# PROVIDED RECORDS start

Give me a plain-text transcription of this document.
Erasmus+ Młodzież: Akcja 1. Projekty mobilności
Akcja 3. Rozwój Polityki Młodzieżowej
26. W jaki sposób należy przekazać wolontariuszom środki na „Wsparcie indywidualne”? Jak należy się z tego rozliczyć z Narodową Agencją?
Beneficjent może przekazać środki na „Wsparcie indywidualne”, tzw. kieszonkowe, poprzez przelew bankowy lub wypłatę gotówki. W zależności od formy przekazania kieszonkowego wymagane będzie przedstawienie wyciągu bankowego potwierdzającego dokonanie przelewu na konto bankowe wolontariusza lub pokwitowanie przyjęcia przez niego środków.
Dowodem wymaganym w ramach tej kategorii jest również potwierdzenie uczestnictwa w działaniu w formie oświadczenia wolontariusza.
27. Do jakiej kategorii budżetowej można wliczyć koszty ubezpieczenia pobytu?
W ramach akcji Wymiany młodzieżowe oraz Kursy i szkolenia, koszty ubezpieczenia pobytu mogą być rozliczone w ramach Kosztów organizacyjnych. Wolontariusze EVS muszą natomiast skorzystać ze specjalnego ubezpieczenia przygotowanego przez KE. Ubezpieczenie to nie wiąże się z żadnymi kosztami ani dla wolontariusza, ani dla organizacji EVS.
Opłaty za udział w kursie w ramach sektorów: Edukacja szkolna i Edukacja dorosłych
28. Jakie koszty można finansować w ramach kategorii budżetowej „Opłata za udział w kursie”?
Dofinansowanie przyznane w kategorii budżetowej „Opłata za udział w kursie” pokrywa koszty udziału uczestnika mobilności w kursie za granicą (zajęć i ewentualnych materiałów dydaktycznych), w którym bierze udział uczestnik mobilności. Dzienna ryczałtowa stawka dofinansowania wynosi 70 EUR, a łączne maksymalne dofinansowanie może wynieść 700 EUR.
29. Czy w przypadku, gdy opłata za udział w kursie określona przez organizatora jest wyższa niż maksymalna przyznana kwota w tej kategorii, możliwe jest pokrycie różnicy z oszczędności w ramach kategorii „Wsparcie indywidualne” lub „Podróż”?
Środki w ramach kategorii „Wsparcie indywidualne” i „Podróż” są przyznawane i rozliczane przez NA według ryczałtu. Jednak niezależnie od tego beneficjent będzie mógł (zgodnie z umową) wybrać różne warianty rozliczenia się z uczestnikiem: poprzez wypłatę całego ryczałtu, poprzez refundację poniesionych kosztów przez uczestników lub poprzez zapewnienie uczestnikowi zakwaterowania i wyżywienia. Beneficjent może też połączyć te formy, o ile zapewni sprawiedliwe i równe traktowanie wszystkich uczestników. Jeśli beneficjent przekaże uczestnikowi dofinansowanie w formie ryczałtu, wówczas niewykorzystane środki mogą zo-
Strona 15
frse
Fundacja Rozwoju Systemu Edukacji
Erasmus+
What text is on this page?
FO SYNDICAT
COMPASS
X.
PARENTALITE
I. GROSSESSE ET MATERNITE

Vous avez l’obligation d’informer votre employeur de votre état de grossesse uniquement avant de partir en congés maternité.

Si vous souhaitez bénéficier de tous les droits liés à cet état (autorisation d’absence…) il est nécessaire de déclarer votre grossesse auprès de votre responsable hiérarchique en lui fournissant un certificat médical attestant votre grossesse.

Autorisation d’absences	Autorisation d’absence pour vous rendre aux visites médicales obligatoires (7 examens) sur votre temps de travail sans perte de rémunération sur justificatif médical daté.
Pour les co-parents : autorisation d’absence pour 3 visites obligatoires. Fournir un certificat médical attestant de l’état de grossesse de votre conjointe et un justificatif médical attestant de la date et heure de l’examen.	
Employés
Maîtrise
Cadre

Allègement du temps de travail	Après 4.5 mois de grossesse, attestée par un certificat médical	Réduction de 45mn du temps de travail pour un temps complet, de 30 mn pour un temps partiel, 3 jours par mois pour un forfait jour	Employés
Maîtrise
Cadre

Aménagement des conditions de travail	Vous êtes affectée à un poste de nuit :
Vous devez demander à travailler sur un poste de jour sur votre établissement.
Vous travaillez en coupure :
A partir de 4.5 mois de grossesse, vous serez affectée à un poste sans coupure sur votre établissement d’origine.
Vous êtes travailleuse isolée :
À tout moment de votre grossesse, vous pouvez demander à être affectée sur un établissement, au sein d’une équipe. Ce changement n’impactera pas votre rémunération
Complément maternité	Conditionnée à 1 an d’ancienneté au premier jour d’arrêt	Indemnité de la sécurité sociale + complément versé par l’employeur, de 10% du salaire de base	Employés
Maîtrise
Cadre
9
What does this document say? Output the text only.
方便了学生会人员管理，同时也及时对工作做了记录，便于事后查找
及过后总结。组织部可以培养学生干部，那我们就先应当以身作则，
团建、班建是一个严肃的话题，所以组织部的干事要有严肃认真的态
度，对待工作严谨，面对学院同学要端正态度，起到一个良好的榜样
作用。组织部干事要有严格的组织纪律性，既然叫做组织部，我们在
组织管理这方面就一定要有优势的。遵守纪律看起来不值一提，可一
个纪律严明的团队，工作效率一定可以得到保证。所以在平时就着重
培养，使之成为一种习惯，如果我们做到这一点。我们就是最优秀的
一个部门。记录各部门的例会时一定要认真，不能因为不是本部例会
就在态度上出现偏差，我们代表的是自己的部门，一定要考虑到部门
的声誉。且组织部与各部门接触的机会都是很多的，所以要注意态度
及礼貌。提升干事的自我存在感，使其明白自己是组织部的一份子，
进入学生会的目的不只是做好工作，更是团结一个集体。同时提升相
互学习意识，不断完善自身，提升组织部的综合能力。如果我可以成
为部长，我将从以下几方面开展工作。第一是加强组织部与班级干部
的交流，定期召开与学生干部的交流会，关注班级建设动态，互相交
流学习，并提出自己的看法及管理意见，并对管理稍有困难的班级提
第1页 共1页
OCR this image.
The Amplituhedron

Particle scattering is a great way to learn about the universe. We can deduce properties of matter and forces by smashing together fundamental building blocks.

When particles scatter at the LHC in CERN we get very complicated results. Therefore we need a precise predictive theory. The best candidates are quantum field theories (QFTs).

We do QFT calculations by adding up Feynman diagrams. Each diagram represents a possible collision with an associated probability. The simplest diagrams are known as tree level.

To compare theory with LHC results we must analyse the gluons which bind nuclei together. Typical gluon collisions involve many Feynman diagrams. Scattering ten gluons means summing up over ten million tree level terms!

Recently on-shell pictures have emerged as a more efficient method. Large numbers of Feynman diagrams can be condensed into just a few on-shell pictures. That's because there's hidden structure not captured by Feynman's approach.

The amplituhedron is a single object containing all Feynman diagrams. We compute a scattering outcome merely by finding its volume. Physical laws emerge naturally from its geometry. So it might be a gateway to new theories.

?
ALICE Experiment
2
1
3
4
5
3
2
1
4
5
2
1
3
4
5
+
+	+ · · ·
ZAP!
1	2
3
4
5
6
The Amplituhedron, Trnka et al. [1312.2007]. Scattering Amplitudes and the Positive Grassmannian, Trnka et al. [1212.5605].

# PROVIDED RECORDS end

WORK TO COMPLETE - Write out every entry again, keeping each line exactly the same.

FULL SOLUTION -
Give me a plain-text transcription of this document.
Erasmus+ Młodzież: Akcja 1. Projekty mobilności
Akcja 3. Rozwój Polityki Młodzieżowej
26. W jaki sposób należy przekazać wolontariuszom środki na „Wsparcie indywidualne”? Jak należy się z tego rozliczyć z Narodową Agencją?
Beneficjent może przekazać środki na „Wsparcie indywidualne”, tzw. kieszonkowe, poprzez przelew bankowy lub wypłatę gotówki. W zależności od formy przekazania kieszonkowego wymagane będzie przedstawienie wyciągu bankowego potwierdzającego dokonanie przelewu na konto bankowe wolontariusza lub pokwitowanie przyjęcia przez niego środków.
Dowodem wymaganym w ramach tej kategorii jest również potwierdzenie uczestnictwa w działaniu w formie oświadczenia wolontariusza.
27. Do jakiej kategorii budżetowej można wliczyć koszty ubezpieczenia pobytu?
W ramach akcji Wymiany młodzieżowe oraz Kursy i szkolenia, koszty ubezpieczenia pobytu mogą być rozliczone w ramach Kosztów organizacyjnych. Wolontariusze EVS muszą natomiast skorzystać ze specjalnego ubezpieczenia przygotowanego przez KE. Ubezpieczenie to nie wiąże się z żadnymi kosztami ani dla wolontariusza, ani dla organizacji EVS.
Opłaty za udział w kursie w ramach sektorów: Edukacja szkolna i Edukacja dorosłych
28. Jakie koszty można finansować w ramach kategorii budżetowej „Opłata za udział w kursie”?
Dofinansowanie przyznane w kategorii budżetowej „Opłata za udział w kursie” pokrywa koszty udziału uczestnika mobilności w kursie za granicą (zajęć i ewentualnych materiałów dydaktycznych), w którym bierze udział uczestnik mobilności. Dzienna ryczałtowa stawka dofinansowania wynosi 70 EUR, a łączne maksymalne dofinansowanie może wynieść 700 EUR.
29. Czy w przypadku, gdy opłata za udział w kursie określona przez organizatora jest wyższa niż maksymalna przyznana kwota w tej kategorii, możliwe jest pokrycie różnicy z oszczędności w ramach kategorii „Wsparcie indywidualne” lub „Podróż”?
Środki w ramach kategorii „Wsparcie indywidualne” i „Podróż” są przyznawane i rozliczane przez NA według ryczałtu. Jednak niezależnie od tego beneficjent będzie mógł (zgodnie z umową) wybrać różne warianty rozliczenia się z uczestnikiem: poprzez wypłatę całego ryczałtu, poprzez refundację poniesionych kosztów przez uczestników lub poprzez zapewnienie uczestnikowi zakwaterowania i wyżywienia. Beneficjent może też połączyć te formy, o ile zapewni sprawiedliwe i równe traktowanie wszystkich uczestników. Jeśli beneficjent przekaże uczestnikowi dofinansowanie w formie ryczałtu, wówczas niewykorzystane środki mogą zo-
Strona 15
frse
Fundacja Rozwoju Systemu Edukacji
Erasmus+
What text is on this page?
FO SYNDICAT
COMPASS
X.
PARENTALITE
I. GROSSESSE ET MATERNITE

Vous avez l’obligation d’informer votre employeur de votre état de grossesse uniquement avant de partir en congés maternité.

Si vous souhaitez bénéficier de tous les droits liés à cet état (autorisation d’absence…) il est nécessaire de déclarer votre grossesse auprès de votre responsable hiérarchique en lui fournissant un certificat médical attestant votre grossesse.

Autorisation d’absences	Autorisation d’absence pour vous rendre aux visites médicales obligatoires (7 examens) sur votre temps de travail sans perte de rémunération sur justificatif médical daté.
Pour les co-parents : autorisation d’absence pour 3 visites obligatoires. Fournir un certificat médical attestant de l’état de grossesse de votre conjointe et un justificatif médical attestant de la date et heure de l’examen.	
Employés
Maîtrise
Cadre

Allègement du temps de travail	Après 4.5 mois de grossesse, attestée par un certificat médical	Réduction de 45mn du temps de travail pour un temps complet, de 30 mn pour un temps partiel, 3 jours par mois pour un forfait jour	Employés
Maîtrise
Cadre

Aménagement des conditions de travail	Vous êtes affectée à un poste de nuit :
Vous devez demander à travailler sur un poste de jour sur votre établissement.
Vous travaillez en coupure :
A partir de 4.5 mois de grossesse, vous serez affectée à un poste sans coupure sur votre établissement d’origine.
Vous êtes travailleuse isolée :
À tout moment de votre grossesse, vous pouvez demander à être affectée sur un établissement, au sein d’une équipe. Ce changement n’impactera pas votre rémunération
Complément maternité	Conditionnée à 1 an d’ancienneté au premier jour d’arrêt	Indemnité de la sécurité sociale + complément versé par l’employeur, de 10% du salaire de base	Employés
Maîtrise
Cadre
9
What does this document say? Output the text only.
方便了学生会人员管理，同时也及时对工作做了记录，便于事后查找
及过后总结。组织部可以培养学生干部，那我们就先应当以身作则，
团建、班建是一个严肃的话题，所以组织部的干事要有严肃认真的态
度，对待工作严谨，面对学院同学要端正态度，起到一个良好的榜样
作用。组织部干事要有严格的组织纪律性，既然叫做组织部，我们在
组织管理这方面就一定要有优势的。遵守纪律看起来不值一提，可一
个纪律严明的团队，工作效率一定可以得到保证。所以在平时就着重
培养，使之成为一种习惯，如果我们做到这一点。我们就是最优秀的
一个部门。记录各部门的例会时一定要认真，不能因为不是本部例会
就在态度上出现偏差，我们代表的是自己的部门，一定要考虑到部门
的声誉。且组织部与各部门接触的机会都是很多的，所以要注意态度
及礼貌。提升干事的自我存在感，使其明白自己是组织部的一份子，
进入学生会的目的不只是做好工作，更是团结一个集体。同时提升相
互学习意识，不断完善自身，提升组织部的综合能力。如果我可以成
为部长，我将从以下几方面开展工作。第一是加强组织部与班级干部
的交流，定期召开与学生干部的交流会，关注班级建设动态，互相交
流学习，并提出自己的看法及管理意见，并对管理稍有困难的班级提
第1页 共1页
OCR this image.
The Amplituhedron

Particle scattering is a great way to learn about the universe. We can deduce properties of matter and forces by smashing together fundamental building blocks.

When particles scatter at the LHC in CERN we get very complicated results. Therefore we need a precise predictive theory. The best candidates are quantum field theories (QFTs).

We do QFT calculations by adding up Feynman diagrams. Each diagram represents a possible collision with an associated probability. The simplest diagrams are known as tree level.

To compare theory with LHC results we must analyse the gluons which bind nuclei together. Typical gluon collisions involve many Feynman diagrams. Scattering ten gluons means summing up over ten million tree level terms!

Recently on-shell pictures have emerged as a more efficient method. Large numbers of Feynman diagrams can be condensed into just a few on-shell pictures. That's because there's hidden structure not captured by Feynman's approach.

The amplituhedron is a single object containing all Feynman diagrams. We compute a scattering outcome merely by finding its volume. Physical laws emerge naturally from its geometry. So it might be a gateway to new theories.

?
ALICE Experiment
2
1
3
4
5
3
2
1
4
5
2
1
3
4
5
+
+	+ · · ·
ZAP!
1	2
3
4
5
6
The Amplituhedron, Trnka et al. [1312.2007]. Scattering Amplitudes and the Positive Grassmannian, Trnka et al. [1212.5605].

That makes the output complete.